::: Given data :::
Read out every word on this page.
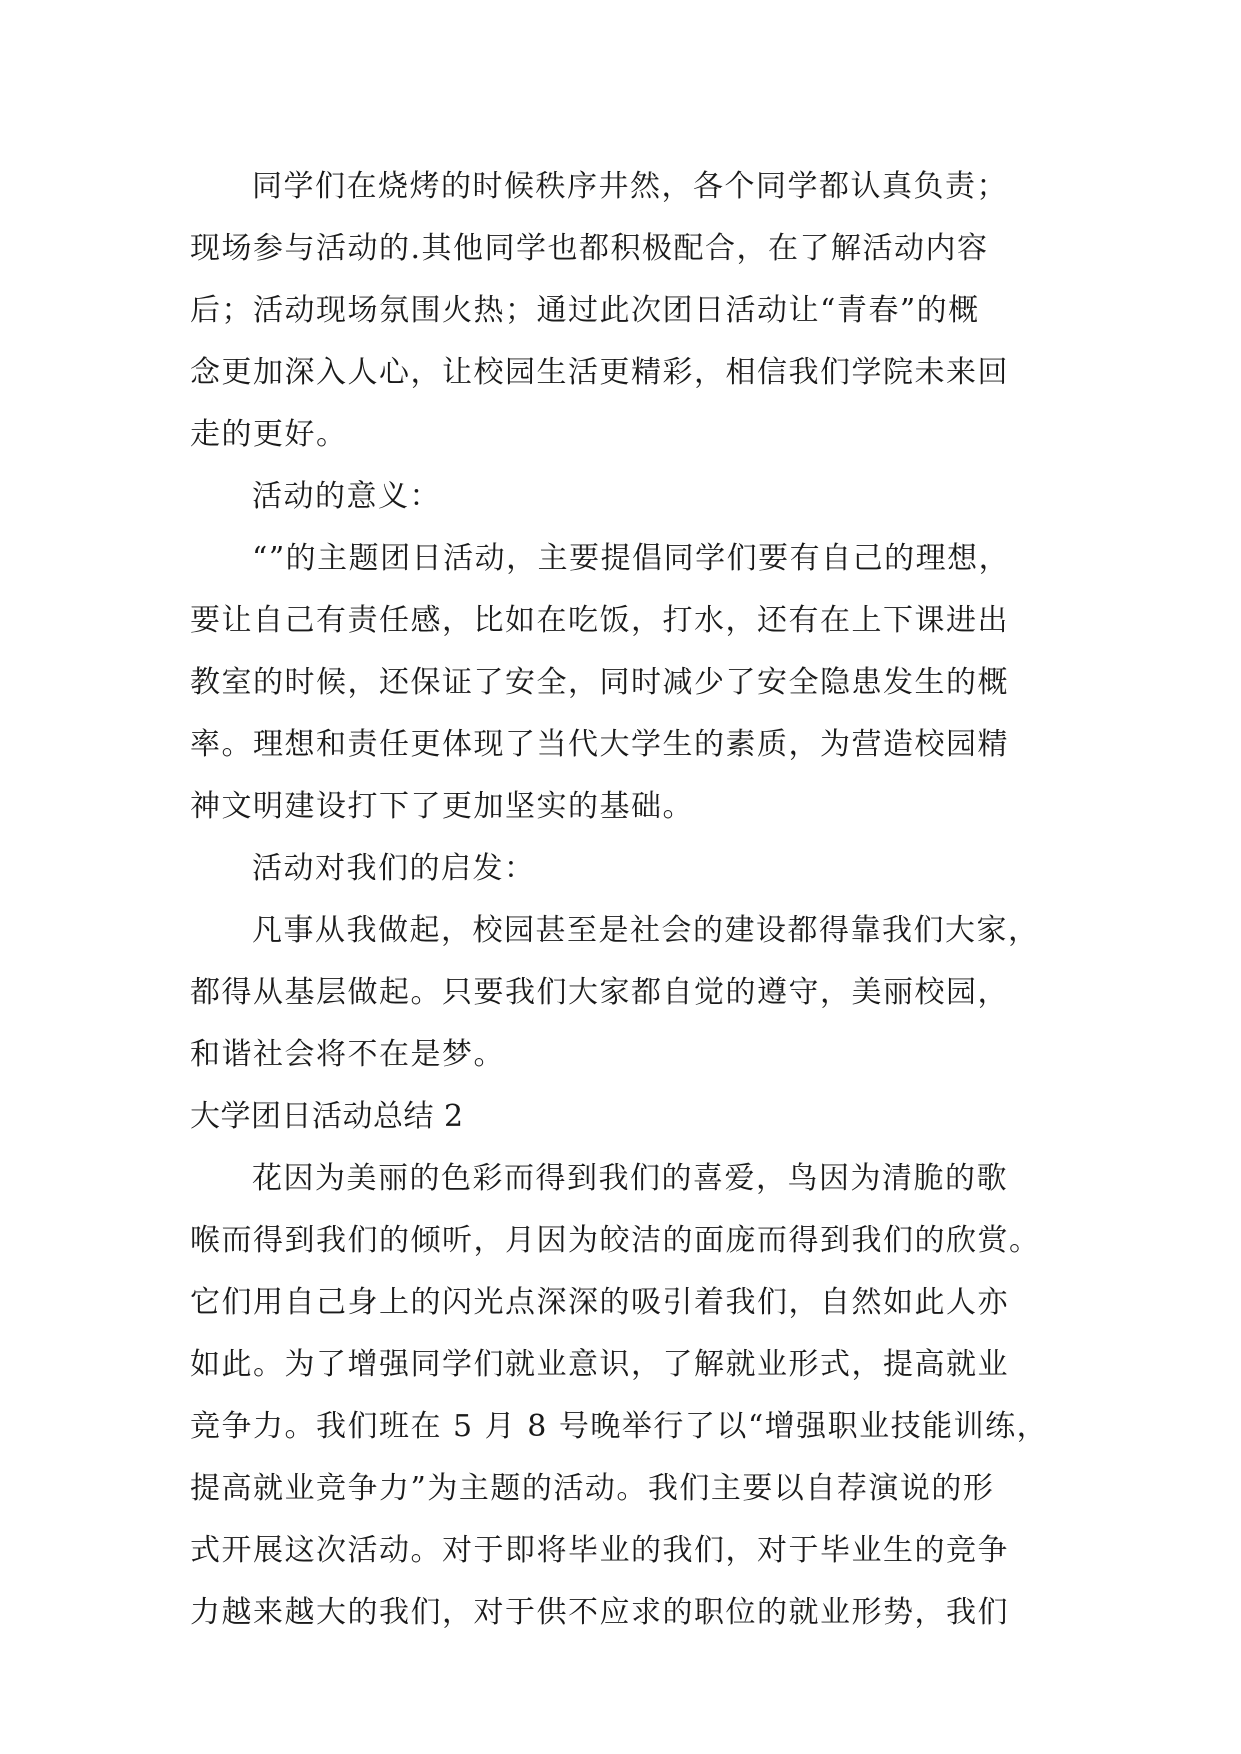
同学们在烧烤的时候秩序井然，各个同学都认真负责；
现场参与活动的.其他同学也都积极配合，在了解活动内容
后；活动现场氛围火热；通过此次团日活动让“青春”的概
念更加深入人心，让校园生活更精彩，相信我们学院未来回
走的更好。
活动的意义：
“”的主题团日活动，主要提倡同学们要有自己的理想，
要让自己有责任感，比如在吃饭，打水，还有在上下课进出
教室的时候，还保证了安全，同时减少了安全隐患发生的概
率。理想和责任更体现了当代大学生的素质，为营造校园精
神文明建设打下了更加坚实的基础。
活动对我们的启发：
凡事从我做起，校园甚至是社会的建设都得靠我们大家，
都得从基层做起。只要我们大家都自觉的遵守，美丽校园，
和谐社会将不在是梦。
大学团日活动总结 2
花因为美丽的色彩而得到我们的喜爱，鸟因为清脆的歌
喉而得到我们的倾听，月因为皎洁的面庞而得到我们的欣赏。
它们用自己身上的闪光点深深的吸引着我们，自然如此人亦
如此。为了增强同学们就业意识，了解就业形式，提高就业
竞争力。我们班在 5 月 8 号晚举行了以“增强职业技能训练，
提高就业竞争力”为主题的活动。我们主要以自荐演说的形
式开展这次活动。对于即将毕业的我们，对于毕业生的竞争
力越来越大的我们，对于供不应求的职位的就业形势，我们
:::
(Aim of the task): Ignore the images and quote every line of the listing exactly.

(Task answer):
Read out every word on this page.
同学们在烧烤的时候秩序井然，各个同学都认真负责；
现场参与活动的.其他同学也都积极配合，在了解活动内容
后；活动现场氛围火热；通过此次团日活动让“青春”的概
念更加深入人心，让校园生活更精彩，相信我们学院未来回
走的更好。
活动的意义：
“”的主题团日活动，主要提倡同学们要有自己的理想，
要让自己有责任感，比如在吃饭，打水，还有在上下课进出
教室的时候，还保证了安全，同时减少了安全隐患发生的概
率。理想和责任更体现了当代大学生的素质，为营造校园精
神文明建设打下了更加坚实的基础。
活动对我们的启发：
凡事从我做起，校园甚至是社会的建设都得靠我们大家，
都得从基层做起。只要我们大家都自觉的遵守，美丽校园，
和谐社会将不在是梦。
大学团日活动总结 2
花因为美丽的色彩而得到我们的喜爱，鸟因为清脆的歌
喉而得到我们的倾听，月因为皎洁的面庞而得到我们的欣赏。
它们用自己身上的闪光点深深的吸引着我们，自然如此人亦
如此。为了增强同学们就业意识，了解就业形式，提高就业
竞争力。我们班在 5 月 8 号晚举行了以“增强职业技能训练，
提高就业竞争力”为主题的活动。我们主要以自荐演说的形
式开展这次活动。对于即将毕业的我们，对于毕业生的竞争
力越来越大的我们，对于供不应求的职位的就业形势，我们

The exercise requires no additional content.